Collected data entries:
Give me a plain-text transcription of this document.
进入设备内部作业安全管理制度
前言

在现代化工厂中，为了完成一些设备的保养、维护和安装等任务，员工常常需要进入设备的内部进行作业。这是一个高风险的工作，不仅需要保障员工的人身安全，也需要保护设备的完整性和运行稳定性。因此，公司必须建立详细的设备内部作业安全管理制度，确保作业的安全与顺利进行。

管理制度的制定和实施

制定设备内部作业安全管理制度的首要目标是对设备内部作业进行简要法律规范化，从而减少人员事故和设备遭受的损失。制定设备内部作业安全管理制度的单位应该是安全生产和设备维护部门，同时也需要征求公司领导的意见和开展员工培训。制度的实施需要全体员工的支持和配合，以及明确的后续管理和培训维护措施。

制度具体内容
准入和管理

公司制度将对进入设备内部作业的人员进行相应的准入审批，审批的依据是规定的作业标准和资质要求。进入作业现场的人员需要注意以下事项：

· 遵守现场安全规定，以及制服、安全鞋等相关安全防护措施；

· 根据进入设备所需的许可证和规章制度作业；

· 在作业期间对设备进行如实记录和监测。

• DESCRIPTION OF THE TASK: Copy out each line exactly.

• SOLUTION TO THIS PROBLEM:
Give me a plain-text transcription of this document.
进入设备内部作业安全管理制度
前言

在现代化工厂中，为了完成一些设备的保养、维护和安装等任务，员工常常需要进入设备的内部进行作业。这是一个高风险的工作，不仅需要保障员工的人身安全，也需要保护设备的完整性和运行稳定性。因此，公司必须建立详细的设备内部作业安全管理制度，确保作业的安全与顺利进行。

管理制度的制定和实施

制定设备内部作业安全管理制度的首要目标是对设备内部作业进行简要法律规范化，从而减少人员事故和设备遭受的损失。制定设备内部作业安全管理制度的单位应该是安全生产和设备维护部门，同时也需要征求公司领导的意见和开展员工培训。制度的实施需要全体员工的支持和配合，以及明确的后续管理和培训维护措施。

制度具体内容
准入和管理

公司制度将对进入设备内部作业的人员进行相应的准入审批，审批的依据是规定的作业标准和资质要求。进入作业现场的人员需要注意以下事项：

· 遵守现场安全规定，以及制服、安全鞋等相关安全防护措施；

· 根据进入设备所需的许可证和规章制度作业；

· 在作业期间对设备进行如实记录和监测。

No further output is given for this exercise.